Request: Extract each line from the entries below that has the string "Mechanics" in it.

[Records from a data source]
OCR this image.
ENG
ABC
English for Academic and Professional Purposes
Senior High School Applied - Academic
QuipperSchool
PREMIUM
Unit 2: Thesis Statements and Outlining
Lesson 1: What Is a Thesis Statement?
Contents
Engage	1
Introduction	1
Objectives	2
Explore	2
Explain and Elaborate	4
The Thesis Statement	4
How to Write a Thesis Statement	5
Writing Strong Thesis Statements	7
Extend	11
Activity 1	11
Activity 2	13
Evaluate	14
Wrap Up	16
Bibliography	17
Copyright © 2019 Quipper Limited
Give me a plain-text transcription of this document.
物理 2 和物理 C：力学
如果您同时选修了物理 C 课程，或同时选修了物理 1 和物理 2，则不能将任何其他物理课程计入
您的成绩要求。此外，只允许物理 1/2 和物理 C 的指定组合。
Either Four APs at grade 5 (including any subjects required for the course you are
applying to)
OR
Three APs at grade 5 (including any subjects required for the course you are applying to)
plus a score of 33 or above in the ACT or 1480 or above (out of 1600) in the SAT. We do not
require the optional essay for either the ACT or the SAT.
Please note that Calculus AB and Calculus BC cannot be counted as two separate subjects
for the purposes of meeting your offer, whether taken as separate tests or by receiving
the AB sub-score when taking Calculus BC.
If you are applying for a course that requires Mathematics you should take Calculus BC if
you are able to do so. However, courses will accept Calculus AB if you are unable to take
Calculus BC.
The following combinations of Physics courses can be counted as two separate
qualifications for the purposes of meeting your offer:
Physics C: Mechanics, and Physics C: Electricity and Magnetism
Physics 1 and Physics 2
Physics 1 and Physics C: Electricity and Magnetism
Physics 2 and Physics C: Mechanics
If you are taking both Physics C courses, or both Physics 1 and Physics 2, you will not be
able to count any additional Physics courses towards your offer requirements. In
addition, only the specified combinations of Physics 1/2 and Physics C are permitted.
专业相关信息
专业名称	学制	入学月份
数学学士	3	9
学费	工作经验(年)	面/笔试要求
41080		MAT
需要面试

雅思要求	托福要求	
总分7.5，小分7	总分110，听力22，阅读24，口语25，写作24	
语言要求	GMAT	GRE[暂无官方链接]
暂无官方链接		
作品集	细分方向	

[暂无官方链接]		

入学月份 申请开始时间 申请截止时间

Solution for this problem:
Physics C: Mechanics, and Physics C: Electricity and Magnetism
Physics 2 and Physics C: Mechanics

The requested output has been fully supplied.